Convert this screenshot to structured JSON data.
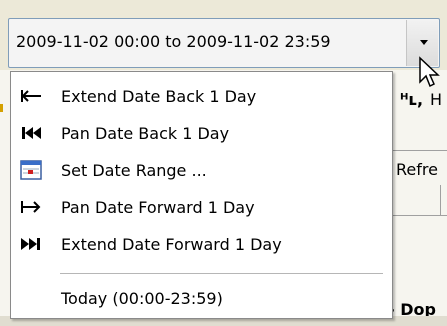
{
  "date_range_combo": {
    "value": "2009-11-02 00:00 to 2009-11-02 23:59"
  },
  "background": {
    "header_h": "H",
    "refresh_label": "Refre",
    "bottom_label": "- Dop"
  },
  "menu": {
    "items": [
      {
        "label": "Extend Date Back 1 Day",
        "icon": "extend-back-icon"
      },
      {
        "label": "Pan Date Back 1 Day",
        "icon": "pan-back-icon"
      },
      {
        "label": "Set Date Range ...",
        "icon": "calendar-icon"
      },
      {
        "label": "Pan Date Forward 1 Day",
        "icon": "pan-forward-icon"
      },
      {
        "label": "Extend Date Forward 1 Day",
        "icon": "extend-forward-icon"
      },
      {
        "label": "Today (00:00-23:59)",
        "icon": ""
      }
    ]
  }
}
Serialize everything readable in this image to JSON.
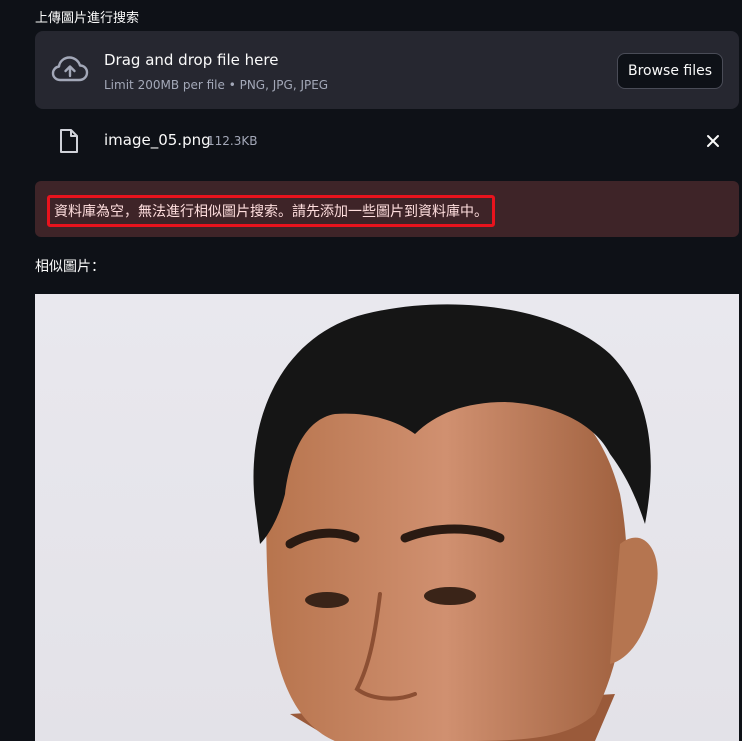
{
  "uploader": {
    "label": "上傳圖片進行搜索",
    "drop_title": "Drag and drop file here",
    "limit_text": "Limit 200MB per file • PNG, JPG, JPEG",
    "browse_label": "Browse files",
    "upload_icon": "cloud-upload-icon"
  },
  "uploaded_file": {
    "name": "image_05.png",
    "size": "112.3KB",
    "file_icon": "file-icon",
    "remove_icon": "close-icon"
  },
  "error": {
    "message": "資料庫為空，無法進行相似圖片搜索。請先添加一些圖片到資料庫中。",
    "highlight_color": "#e8131d"
  },
  "results": {
    "label": "相似圖片："
  },
  "colors": {
    "background": "#0e1117",
    "panel": "#262730",
    "error_bg": "#3e2428"
  }
}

= = = =

> To do
Without the pictures, copy the material exactly as given.

> Expected output
Convert this screenshot to structured JSON data.
{
  "date_range_combo": {
    "value": "2009-11-02 00:00 to 2009-11-02 23:59"
  },
  "background": {
    "header_h": "H",
    "refresh_label": "Refre",
    "bottom_label": "- Dop"
  },
  "menu": {
    "items": [
      {
        "label": "Extend Date Back 1 Day",
        "icon": "extend-back-icon"
      },
      {
        "label": "Pan Date Back 1 Day",
        "icon": "pan-back-icon"
      },
      {
        "label": "Set Date Range ...",
        "icon": "calendar-icon"
      },
      {
        "label": "Pan Date Forward 1 Day",
        "icon": "pan-forward-icon"
      },
      {
        "label": "Extend Date Forward 1 Day",
        "icon": "extend-forward-icon"
      },
      {
        "label": "Today (00:00-23:59)",
        "icon": ""
      }
    ]
  }
}
Serialize everything readable in this image to JSON.
{
  "uploader": {
    "label": "上傳圖片進行搜索",
    "drop_title": "Drag and drop file here",
    "limit_text": "Limit 200MB per file • PNG, JPG, JPEG",
    "browse_label": "Browse files",
    "upload_icon": "cloud-upload-icon"
  },
  "uploaded_file": {
    "name": "image_05.png",
    "size": "112.3KB",
    "file_icon": "file-icon",
    "remove_icon": "close-icon"
  },
  "error": {
    "message": "資料庫為空，無法進行相似圖片搜索。請先添加一些圖片到資料庫中。",
    "highlight_color": "#e8131d"
  },
  "results": {
    "label": "相似圖片："
  },
  "colors": {
    "background": "#0e1117",
    "panel": "#262730",
    "error_bg": "#3e2428"
  }
}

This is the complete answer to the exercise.